GIVEN PROBLEM - Copy each line where the word "Imperii" occurs.

-- Begin --

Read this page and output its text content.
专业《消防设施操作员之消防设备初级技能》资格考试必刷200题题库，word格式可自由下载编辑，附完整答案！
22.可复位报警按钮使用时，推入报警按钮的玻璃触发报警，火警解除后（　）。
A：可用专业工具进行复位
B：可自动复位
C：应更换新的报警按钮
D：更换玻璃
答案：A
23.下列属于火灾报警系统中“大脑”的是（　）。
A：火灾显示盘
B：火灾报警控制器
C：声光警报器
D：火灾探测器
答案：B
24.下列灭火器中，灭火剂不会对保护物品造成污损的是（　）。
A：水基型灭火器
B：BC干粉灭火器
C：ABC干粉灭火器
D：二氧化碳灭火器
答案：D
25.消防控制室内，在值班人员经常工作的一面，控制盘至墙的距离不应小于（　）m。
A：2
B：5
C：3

-- End --
-- Begin --

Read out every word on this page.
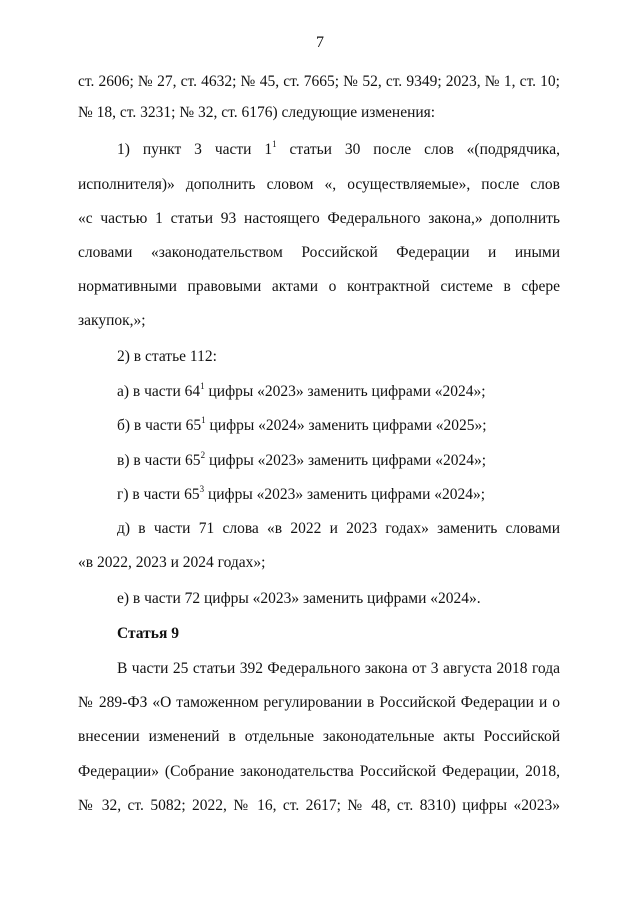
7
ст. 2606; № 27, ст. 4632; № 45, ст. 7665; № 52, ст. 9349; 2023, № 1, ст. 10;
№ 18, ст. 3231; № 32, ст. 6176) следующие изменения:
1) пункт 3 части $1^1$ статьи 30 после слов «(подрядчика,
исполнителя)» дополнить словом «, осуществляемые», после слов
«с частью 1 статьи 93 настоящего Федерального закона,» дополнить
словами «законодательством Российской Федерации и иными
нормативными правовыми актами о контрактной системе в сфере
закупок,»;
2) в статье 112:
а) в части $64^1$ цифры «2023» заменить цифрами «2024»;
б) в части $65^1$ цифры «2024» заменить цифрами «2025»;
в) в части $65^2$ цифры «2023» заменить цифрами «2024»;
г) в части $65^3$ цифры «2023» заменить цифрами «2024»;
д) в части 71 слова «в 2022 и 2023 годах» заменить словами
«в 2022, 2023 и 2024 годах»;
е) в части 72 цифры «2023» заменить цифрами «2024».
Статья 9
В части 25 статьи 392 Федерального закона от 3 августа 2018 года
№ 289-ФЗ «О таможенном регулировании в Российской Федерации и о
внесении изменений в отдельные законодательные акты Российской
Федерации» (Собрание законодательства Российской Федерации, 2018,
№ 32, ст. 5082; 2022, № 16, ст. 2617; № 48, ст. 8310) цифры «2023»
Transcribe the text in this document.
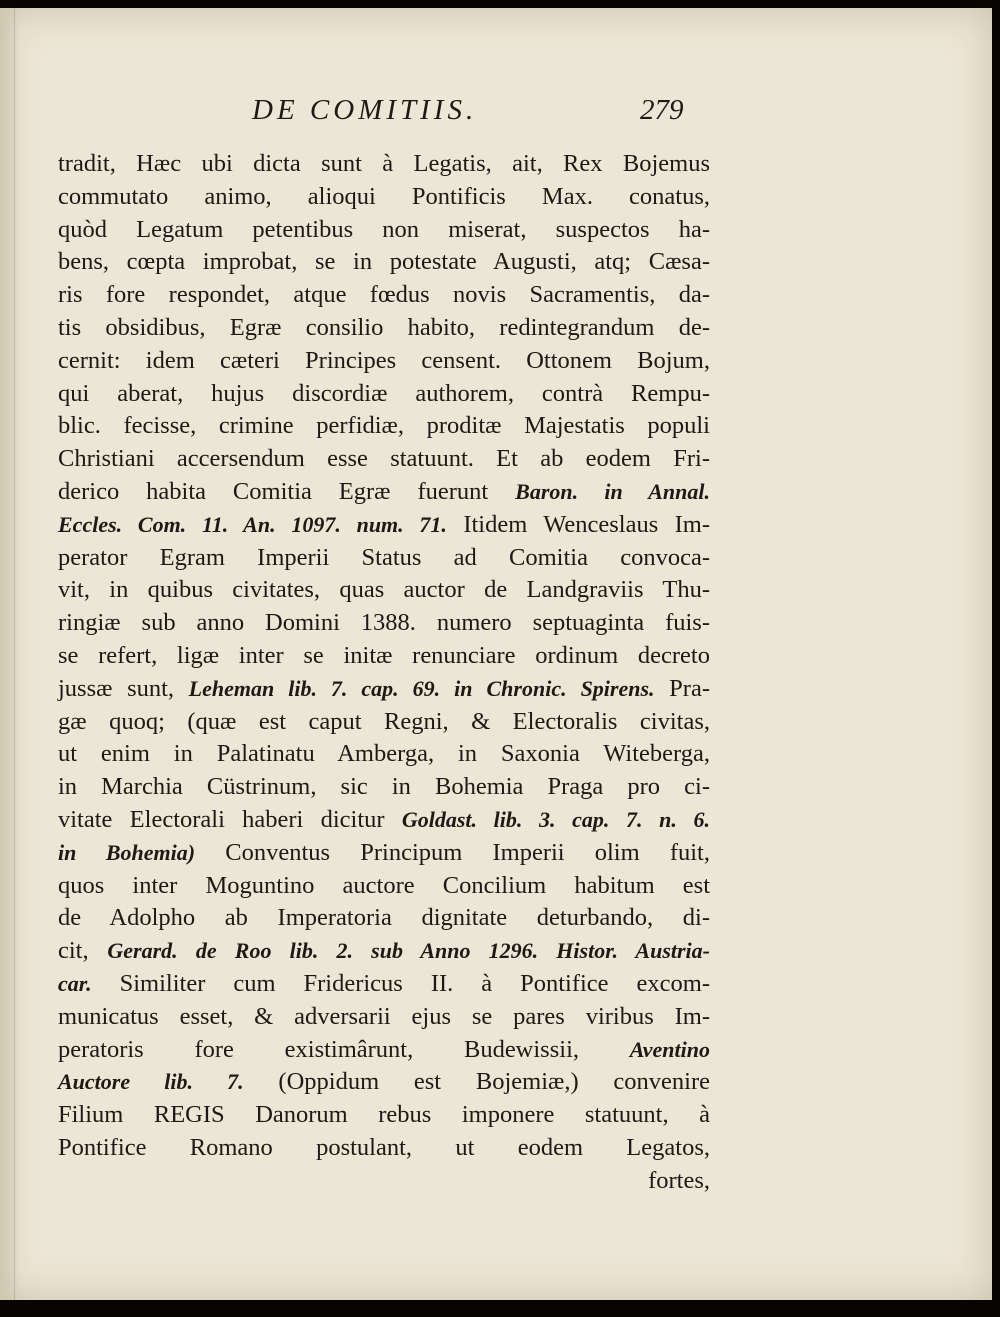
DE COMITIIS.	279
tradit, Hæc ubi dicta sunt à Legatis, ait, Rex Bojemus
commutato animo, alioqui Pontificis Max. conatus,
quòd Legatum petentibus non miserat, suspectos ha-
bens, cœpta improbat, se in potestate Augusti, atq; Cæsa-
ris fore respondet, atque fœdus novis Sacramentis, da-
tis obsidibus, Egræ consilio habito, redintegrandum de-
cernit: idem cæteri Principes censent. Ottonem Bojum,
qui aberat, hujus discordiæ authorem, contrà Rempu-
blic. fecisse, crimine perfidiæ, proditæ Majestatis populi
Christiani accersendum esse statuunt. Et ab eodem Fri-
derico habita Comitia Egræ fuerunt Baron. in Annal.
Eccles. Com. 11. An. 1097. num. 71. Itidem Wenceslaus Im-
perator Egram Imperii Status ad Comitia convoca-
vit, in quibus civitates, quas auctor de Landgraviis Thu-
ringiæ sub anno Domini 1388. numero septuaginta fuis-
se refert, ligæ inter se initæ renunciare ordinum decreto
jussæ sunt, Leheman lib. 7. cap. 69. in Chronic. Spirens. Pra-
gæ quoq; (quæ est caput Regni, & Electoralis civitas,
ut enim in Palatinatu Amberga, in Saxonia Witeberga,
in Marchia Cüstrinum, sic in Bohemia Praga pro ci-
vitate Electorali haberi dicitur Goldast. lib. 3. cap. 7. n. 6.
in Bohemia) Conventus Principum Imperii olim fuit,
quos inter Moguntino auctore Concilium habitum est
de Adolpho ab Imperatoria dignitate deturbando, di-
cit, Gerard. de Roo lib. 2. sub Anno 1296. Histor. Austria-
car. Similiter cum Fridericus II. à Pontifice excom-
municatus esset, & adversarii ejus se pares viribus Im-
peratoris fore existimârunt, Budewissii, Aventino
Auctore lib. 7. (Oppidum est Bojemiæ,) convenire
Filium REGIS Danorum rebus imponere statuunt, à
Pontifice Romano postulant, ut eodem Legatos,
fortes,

-- End --
-- Begin --

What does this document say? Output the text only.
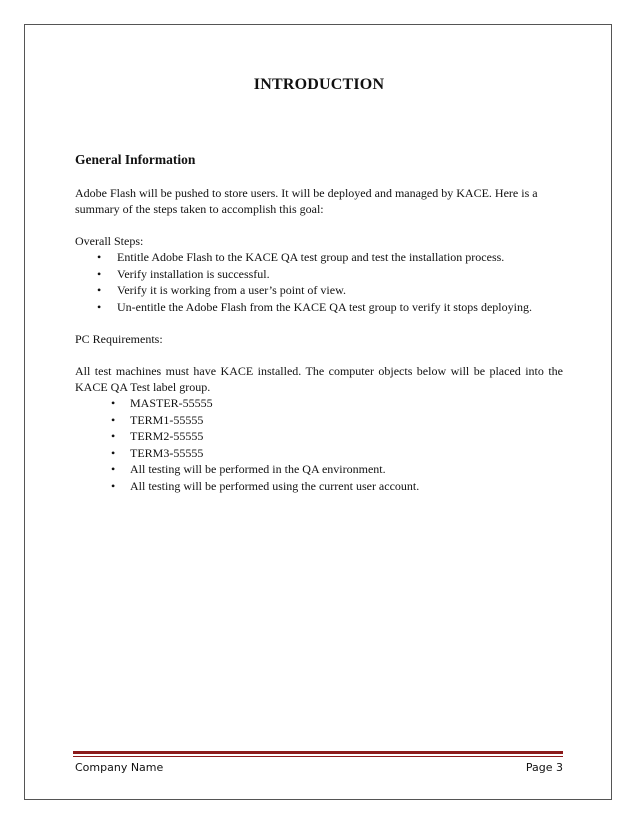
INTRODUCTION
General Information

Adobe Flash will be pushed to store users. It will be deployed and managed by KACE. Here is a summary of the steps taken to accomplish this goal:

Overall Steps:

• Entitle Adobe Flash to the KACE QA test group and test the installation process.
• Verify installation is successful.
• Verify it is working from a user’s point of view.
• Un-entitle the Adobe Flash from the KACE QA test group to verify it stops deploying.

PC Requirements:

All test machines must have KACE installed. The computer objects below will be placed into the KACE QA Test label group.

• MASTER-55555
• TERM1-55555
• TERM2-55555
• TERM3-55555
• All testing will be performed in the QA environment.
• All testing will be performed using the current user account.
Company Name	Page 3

-- End --

ANSWER FOR THIS EXERCISE -
perator Egram Imperii Status ad Comitia convoca-
in Bohemia) Conventus Principum Imperii olim fuit,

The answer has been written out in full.